WORK INSTRUCTIONS
Write out each line below precisely, passing over the pictures.

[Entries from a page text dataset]
◇ ◇ ◇ ◇

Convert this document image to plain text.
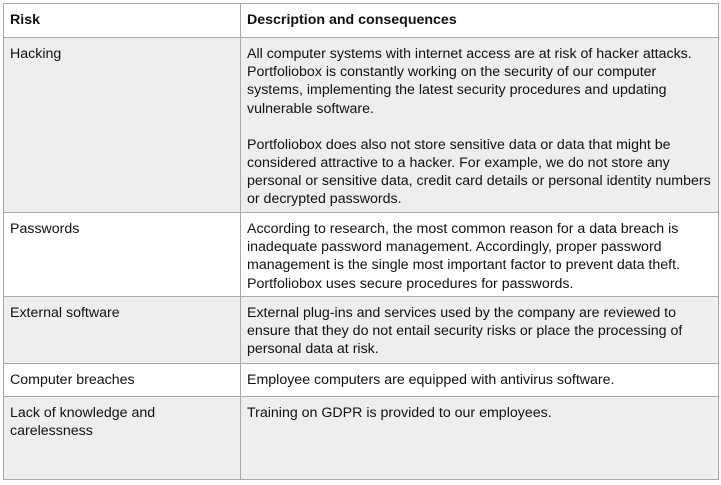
Risk	Description and consequences
Hacking	All computer systems with internet access are at risk of hacker attacks. Portfoliobox is constantly working on the security of our computer systems, implementing the latest security procedures and updating vulnerable software.
Portfoliobox does also not store sensitive data or data that might be considered attractive to a hacker. For example, we do not store any personal or sensitive data, credit card details or personal identity numbers or decrypted passwords.

Passwords	According to research, the most common reason for a data breach is inadequate password management. Accordingly, proper password management is the single most important factor to prevent data theft. Portfoliobox uses secure procedures for passwords.

External software	External plug-ins and services used by the company are reviewed to ensure that they do not entail security risks or place the processing of personal data at risk.

Computer breaches	Employee computers are equipped with antivirus software.

Lack of knowledge and carelessness	Training on GDPR is provided to our employees.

◇ ◇ ◇ ◇

OUTPUT OF THE TASK
Convert this document image to plain text.
Risk	Description and consequences
Hacking	All computer systems with internet access are at risk of hacker attacks. Portfoliobox is constantly working on the security of our computer systems, implementing the latest security procedures and updating vulnerable software.
Portfoliobox does also not store sensitive data or data that might be considered attractive to a hacker. For example, we do not store any personal or sensitive data, credit card details or personal identity numbers or decrypted passwords.

Passwords	According to research, the most common reason for a data breach is inadequate password management. Accordingly, proper password management is the single most important factor to prevent data theft. Portfoliobox uses secure procedures for passwords.

External software	External plug-ins and services used by the company are reviewed to ensure that they do not entail security risks or place the processing of personal data at risk.

Computer breaches	Employee computers are equipped with antivirus software.

Lack of knowledge and carelessness	Training on GDPR is provided to our employees.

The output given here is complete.